Input for this task:
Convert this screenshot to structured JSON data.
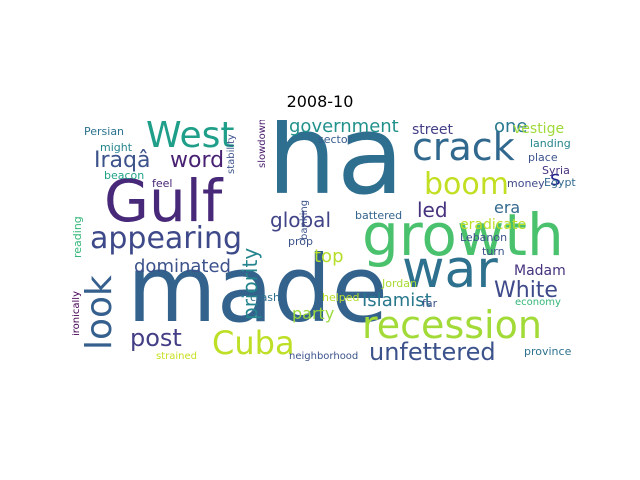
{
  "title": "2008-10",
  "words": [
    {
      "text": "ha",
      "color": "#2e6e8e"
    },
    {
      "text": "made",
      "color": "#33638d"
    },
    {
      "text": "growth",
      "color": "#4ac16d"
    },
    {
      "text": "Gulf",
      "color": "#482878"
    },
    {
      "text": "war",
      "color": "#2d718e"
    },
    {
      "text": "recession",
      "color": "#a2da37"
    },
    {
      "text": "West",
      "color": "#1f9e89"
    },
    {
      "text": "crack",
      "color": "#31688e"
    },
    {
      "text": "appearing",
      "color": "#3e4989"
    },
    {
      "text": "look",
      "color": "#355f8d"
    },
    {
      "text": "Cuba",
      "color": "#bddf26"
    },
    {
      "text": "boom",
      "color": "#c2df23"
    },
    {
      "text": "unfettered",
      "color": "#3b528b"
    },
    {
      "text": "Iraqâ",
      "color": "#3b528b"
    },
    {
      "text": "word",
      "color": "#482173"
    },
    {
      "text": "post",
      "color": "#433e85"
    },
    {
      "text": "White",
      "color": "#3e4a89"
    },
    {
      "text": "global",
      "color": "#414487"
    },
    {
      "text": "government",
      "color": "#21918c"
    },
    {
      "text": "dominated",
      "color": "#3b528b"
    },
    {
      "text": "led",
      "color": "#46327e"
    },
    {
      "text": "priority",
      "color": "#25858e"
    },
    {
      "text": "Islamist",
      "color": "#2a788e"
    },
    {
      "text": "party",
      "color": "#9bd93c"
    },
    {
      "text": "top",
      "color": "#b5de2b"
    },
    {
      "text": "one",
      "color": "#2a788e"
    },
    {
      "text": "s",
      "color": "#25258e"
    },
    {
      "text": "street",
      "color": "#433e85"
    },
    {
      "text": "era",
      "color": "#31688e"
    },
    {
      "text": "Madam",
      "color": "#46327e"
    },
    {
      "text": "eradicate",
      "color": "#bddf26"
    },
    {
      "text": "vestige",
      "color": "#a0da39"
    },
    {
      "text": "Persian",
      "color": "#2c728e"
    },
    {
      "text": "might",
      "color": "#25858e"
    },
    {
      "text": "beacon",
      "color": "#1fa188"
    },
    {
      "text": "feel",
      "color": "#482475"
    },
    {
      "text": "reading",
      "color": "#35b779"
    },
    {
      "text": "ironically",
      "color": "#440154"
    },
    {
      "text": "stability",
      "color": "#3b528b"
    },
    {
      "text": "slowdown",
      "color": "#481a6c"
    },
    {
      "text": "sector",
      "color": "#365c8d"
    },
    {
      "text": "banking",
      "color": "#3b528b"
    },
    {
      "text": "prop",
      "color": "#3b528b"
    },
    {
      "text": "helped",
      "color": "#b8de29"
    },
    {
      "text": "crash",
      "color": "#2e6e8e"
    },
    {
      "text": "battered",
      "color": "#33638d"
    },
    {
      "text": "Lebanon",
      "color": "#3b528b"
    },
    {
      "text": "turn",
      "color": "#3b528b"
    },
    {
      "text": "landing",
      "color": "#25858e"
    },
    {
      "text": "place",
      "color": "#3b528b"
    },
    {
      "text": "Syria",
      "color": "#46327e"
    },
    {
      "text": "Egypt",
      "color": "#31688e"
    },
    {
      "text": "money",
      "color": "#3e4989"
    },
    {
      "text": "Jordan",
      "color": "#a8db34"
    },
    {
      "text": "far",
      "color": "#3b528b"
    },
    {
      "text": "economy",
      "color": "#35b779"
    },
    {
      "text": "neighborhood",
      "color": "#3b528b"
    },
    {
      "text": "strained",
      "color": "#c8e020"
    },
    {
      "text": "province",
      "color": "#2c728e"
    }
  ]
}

The problem: Transcribe every record above exactly as written, leaving out any pictures.

The completed task:
Convert this screenshot to structured JSON data.
{
  "title": "2008-10",
  "words": [
    {
      "text": "ha",
      "color": "#2e6e8e"
    },
    {
      "text": "made",
      "color": "#33638d"
    },
    {
      "text": "growth",
      "color": "#4ac16d"
    },
    {
      "text": "Gulf",
      "color": "#482878"
    },
    {
      "text": "war",
      "color": "#2d718e"
    },
    {
      "text": "recession",
      "color": "#a2da37"
    },
    {
      "text": "West",
      "color": "#1f9e89"
    },
    {
      "text": "crack",
      "color": "#31688e"
    },
    {
      "text": "appearing",
      "color": "#3e4989"
    },
    {
      "text": "look",
      "color": "#355f8d"
    },
    {
      "text": "Cuba",
      "color": "#bddf26"
    },
    {
      "text": "boom",
      "color": "#c2df23"
    },
    {
      "text": "unfettered",
      "color": "#3b528b"
    },
    {
      "text": "Iraqâ",
      "color": "#3b528b"
    },
    {
      "text": "word",
      "color": "#482173"
    },
    {
      "text": "post",
      "color": "#433e85"
    },
    {
      "text": "White",
      "color": "#3e4a89"
    },
    {
      "text": "global",
      "color": "#414487"
    },
    {
      "text": "government",
      "color": "#21918c"
    },
    {
      "text": "dominated",
      "color": "#3b528b"
    },
    {
      "text": "led",
      "color": "#46327e"
    },
    {
      "text": "priority",
      "color": "#25858e"
    },
    {
      "text": "Islamist",
      "color": "#2a788e"
    },
    {
      "text": "party",
      "color": "#9bd93c"
    },
    {
      "text": "top",
      "color": "#b5de2b"
    },
    {
      "text": "one",
      "color": "#2a788e"
    },
    {
      "text": "s",
      "color": "#25258e"
    },
    {
      "text": "street",
      "color": "#433e85"
    },
    {
      "text": "era",
      "color": "#31688e"
    },
    {
      "text": "Madam",
      "color": "#46327e"
    },
    {
      "text": "eradicate",
      "color": "#bddf26"
    },
    {
      "text": "vestige",
      "color": "#a0da39"
    },
    {
      "text": "Persian",
      "color": "#2c728e"
    },
    {
      "text": "might",
      "color": "#25858e"
    },
    {
      "text": "beacon",
      "color": "#1fa188"
    },
    {
      "text": "feel",
      "color": "#482475"
    },
    {
      "text": "reading",
      "color": "#35b779"
    },
    {
      "text": "ironically",
      "color": "#440154"
    },
    {
      "text": "stability",
      "color": "#3b528b"
    },
    {
      "text": "slowdown",
      "color": "#481a6c"
    },
    {
      "text": "sector",
      "color": "#365c8d"
    },
    {
      "text": "banking",
      "color": "#3b528b"
    },
    {
      "text": "prop",
      "color": "#3b528b"
    },
    {
      "text": "helped",
      "color": "#b8de29"
    },
    {
      "text": "crash",
      "color": "#2e6e8e"
    },
    {
      "text": "battered",
      "color": "#33638d"
    },
    {
      "text": "Lebanon",
      "color": "#3b528b"
    },
    {
      "text": "turn",
      "color": "#3b528b"
    },
    {
      "text": "landing",
      "color": "#25858e"
    },
    {
      "text": "place",
      "color": "#3b528b"
    },
    {
      "text": "Syria",
      "color": "#46327e"
    },
    {
      "text": "Egypt",
      "color": "#31688e"
    },
    {
      "text": "money",
      "color": "#3e4989"
    },
    {
      "text": "Jordan",
      "color": "#a8db34"
    },
    {
      "text": "far",
      "color": "#3b528b"
    },
    {
      "text": "economy",
      "color": "#35b779"
    },
    {
      "text": "neighborhood",
      "color": "#3b528b"
    },
    {
      "text": "strained",
      "color": "#c8e020"
    },
    {
      "text": "province",
      "color": "#2c728e"
    }
  ]
}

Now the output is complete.